Teks Sumber:
════════════════════

Entri yang Diunggulkan

Selasa, 26 Desember 2017

MBAH TO



Mbah To.
Begitu kami mengenalnya.

Laki-laki bertubuh kecil, tuna wicara, dan berjalan dengan menyeret salah satu kaki.
Saya mengenal beliau sejak kecil. Mbah To sudah seperti living legend di kampung tempat kami tinggal. Rasa-rasanya nggak ada yang nggak mengenalnya. Mulai dari balita yang baru belajar berjalan, sampai aki-aki yang berjalan dengan bantuan tongkat, semua pasti tahu siapa mbah To.

Beliau tidak menikah, menyukai bayi dan anak-anak kecil, dan tinggal bersama saudara serta beberapa orang keponakan. Pekerjaannya serabutan. Apapun tawaran yang diberikan orang, selama dia sanggup mengerjakan, pasti diterima.

Bapak saya pernah bercerita, bahwa mbah To kecil pernah menjadi korban penculikan wewe gombel. Berhari-hari hilang, sampai warga sekampung mencari sambil memukul-mukul berbagai macam peralatan dapur. Konon katanya, saat warga sedang ramai-ramai berkelontangan dengan wajan dan panci, tiba-tiba saja tubuh kecil mbah To terjatuh dari ketinggian pohon angker di dekat sungai nun jauh di pelosok kampung seberang. Saya yang masih ingusan, mendengarkan cerita itu dengan terkesima, dan membawanya hingga dewasa.

════════════════════

Data Ditampilkan:
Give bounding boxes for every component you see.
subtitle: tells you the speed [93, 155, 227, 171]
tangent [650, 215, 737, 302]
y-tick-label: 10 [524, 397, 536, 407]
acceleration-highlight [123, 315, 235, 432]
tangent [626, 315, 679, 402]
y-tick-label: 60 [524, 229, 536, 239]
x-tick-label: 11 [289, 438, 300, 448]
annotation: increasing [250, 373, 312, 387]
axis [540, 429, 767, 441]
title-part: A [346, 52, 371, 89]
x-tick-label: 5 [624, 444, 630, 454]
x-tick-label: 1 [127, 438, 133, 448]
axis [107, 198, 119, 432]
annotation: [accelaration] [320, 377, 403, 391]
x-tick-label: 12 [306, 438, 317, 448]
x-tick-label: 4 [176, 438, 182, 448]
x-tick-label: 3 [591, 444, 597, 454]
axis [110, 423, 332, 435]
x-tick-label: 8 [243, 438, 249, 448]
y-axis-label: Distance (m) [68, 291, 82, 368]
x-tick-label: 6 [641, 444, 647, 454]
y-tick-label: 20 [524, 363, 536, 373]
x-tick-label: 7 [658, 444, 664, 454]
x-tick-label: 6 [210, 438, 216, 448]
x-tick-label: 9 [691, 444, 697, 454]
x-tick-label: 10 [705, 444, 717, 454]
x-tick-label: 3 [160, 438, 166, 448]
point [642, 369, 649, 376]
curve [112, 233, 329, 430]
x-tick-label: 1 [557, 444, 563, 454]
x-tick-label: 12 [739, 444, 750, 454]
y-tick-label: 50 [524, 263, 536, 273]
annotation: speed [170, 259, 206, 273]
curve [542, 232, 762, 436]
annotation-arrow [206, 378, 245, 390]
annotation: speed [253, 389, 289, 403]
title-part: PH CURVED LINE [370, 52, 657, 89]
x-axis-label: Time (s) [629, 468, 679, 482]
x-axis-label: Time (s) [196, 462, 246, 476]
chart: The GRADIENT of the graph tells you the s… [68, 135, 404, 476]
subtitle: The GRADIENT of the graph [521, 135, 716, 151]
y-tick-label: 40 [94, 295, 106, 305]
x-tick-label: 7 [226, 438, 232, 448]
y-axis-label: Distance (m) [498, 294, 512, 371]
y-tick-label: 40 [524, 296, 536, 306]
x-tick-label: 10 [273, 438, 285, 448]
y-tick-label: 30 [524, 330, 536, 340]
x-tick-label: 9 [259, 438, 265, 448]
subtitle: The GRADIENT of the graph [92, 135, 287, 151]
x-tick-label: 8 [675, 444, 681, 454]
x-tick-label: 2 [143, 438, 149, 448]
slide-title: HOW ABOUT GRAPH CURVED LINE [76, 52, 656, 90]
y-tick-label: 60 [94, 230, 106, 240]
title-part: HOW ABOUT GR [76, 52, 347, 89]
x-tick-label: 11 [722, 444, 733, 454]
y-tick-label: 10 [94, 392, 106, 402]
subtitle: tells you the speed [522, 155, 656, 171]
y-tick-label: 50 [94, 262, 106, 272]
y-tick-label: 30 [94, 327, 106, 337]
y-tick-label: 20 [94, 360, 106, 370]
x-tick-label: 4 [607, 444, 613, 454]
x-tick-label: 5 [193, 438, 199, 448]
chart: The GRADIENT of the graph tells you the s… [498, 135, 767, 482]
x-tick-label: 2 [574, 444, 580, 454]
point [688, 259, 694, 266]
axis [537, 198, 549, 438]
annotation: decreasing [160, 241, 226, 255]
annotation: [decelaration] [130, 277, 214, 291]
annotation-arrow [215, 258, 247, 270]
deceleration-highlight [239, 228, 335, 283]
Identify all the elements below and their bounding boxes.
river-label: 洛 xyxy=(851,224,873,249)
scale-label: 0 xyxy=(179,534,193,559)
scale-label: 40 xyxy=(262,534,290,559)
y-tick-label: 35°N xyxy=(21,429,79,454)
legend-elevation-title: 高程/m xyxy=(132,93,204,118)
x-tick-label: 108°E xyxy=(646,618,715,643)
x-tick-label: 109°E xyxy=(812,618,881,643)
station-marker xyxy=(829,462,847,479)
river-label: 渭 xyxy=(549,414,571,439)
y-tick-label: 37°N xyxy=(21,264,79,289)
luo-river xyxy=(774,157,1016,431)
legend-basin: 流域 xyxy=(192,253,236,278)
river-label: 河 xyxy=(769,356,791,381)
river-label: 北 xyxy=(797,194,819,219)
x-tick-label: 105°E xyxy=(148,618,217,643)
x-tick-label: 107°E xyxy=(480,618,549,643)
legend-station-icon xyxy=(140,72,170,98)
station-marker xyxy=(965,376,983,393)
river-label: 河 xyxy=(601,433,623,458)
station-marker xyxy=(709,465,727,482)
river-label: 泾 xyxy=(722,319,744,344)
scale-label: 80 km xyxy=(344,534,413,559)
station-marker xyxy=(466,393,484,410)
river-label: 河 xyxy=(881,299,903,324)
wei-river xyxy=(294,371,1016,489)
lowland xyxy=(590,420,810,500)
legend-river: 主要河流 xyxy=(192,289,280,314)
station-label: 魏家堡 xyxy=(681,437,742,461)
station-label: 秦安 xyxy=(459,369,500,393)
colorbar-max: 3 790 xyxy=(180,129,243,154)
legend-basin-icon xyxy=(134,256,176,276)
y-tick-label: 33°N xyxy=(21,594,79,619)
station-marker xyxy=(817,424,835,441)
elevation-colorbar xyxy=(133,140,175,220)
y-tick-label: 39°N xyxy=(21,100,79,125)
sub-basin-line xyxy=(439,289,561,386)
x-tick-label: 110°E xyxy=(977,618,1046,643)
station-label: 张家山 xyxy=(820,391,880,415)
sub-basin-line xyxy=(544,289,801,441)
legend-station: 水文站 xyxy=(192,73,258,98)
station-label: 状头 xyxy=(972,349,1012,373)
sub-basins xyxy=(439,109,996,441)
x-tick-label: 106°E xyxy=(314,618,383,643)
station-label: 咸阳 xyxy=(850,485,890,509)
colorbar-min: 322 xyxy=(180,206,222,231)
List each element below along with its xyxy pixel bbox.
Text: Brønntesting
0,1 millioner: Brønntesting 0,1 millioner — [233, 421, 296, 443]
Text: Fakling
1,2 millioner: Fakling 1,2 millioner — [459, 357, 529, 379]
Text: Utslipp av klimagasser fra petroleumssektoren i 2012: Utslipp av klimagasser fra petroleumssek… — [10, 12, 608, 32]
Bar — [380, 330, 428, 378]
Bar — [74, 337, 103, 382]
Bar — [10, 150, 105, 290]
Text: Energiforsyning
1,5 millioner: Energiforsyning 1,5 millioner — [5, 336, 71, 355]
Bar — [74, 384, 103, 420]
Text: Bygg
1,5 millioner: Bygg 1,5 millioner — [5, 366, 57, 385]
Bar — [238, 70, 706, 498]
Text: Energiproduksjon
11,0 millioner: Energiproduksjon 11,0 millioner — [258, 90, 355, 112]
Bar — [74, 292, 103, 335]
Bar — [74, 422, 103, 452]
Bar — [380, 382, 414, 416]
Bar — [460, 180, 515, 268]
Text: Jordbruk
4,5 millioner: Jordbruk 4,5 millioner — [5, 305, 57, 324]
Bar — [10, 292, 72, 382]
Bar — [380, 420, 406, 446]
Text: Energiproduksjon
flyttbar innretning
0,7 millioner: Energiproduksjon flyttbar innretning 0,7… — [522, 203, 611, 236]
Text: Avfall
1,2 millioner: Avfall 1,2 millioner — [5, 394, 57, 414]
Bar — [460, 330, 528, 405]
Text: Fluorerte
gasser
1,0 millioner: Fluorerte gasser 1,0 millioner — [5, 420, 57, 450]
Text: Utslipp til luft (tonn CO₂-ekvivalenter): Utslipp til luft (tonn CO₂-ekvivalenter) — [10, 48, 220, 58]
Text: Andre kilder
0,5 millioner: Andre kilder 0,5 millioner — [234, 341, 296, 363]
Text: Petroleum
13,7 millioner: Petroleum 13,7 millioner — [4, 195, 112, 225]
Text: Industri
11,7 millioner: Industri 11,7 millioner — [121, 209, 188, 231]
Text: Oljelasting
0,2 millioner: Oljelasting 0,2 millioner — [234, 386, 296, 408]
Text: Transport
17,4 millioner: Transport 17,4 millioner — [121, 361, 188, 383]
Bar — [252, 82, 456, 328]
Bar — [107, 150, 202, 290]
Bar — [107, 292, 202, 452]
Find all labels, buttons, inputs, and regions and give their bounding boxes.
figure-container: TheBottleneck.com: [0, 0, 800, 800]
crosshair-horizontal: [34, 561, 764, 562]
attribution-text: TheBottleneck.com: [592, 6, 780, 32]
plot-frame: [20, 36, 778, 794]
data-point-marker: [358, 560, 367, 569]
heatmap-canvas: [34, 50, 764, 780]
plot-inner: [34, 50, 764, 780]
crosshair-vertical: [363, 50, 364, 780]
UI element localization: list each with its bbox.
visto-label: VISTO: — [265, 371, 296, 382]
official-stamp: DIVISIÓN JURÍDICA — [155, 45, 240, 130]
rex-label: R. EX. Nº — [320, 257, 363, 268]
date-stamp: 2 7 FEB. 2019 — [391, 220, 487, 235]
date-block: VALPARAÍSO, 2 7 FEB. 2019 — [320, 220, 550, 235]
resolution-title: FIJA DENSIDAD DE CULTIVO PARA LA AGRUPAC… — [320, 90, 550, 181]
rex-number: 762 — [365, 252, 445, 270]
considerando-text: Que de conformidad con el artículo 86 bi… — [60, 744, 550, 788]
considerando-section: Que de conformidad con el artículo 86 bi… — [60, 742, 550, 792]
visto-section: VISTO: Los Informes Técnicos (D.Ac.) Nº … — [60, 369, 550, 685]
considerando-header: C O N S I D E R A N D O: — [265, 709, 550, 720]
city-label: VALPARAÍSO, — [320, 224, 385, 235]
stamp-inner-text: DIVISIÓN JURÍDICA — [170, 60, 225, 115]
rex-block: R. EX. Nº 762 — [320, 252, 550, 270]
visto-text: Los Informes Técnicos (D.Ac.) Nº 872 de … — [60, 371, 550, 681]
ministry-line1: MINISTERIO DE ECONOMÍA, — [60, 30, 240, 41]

════════════════════

Langkah Pengerjaan:
1/ Terjemahkan ke dalam bahasa Inggris kalimat berikut dari teks tentang Mbah To: "Beliau tidak menikah, menyukai bayi dan anak-anak kecil, dan tinggal bersama saudara serta beberapa orang keponakan."
2/ Tuliskan kembali tanpa perubahan bagian teks tentang Mbah To yang dimulai dengan "Beliau tidak menikah, menyukai" dan berlanjut sampai "mengerjakan, pasti diterima.".

Hasil Berurutan:
1/ He is unmarried, loves babies and young children, and lives with relatives and several nephews and nieces.

2/
Beliau tidak menikah, menyukai bayi dan anak-anak kecil, dan tinggal bersama saudara serta beberapa orang keponakan. Pekerjaannya serabutan. Apapun tawaran yang diberikan orang, selama dia sanggup mengerjakan, pasti diterima.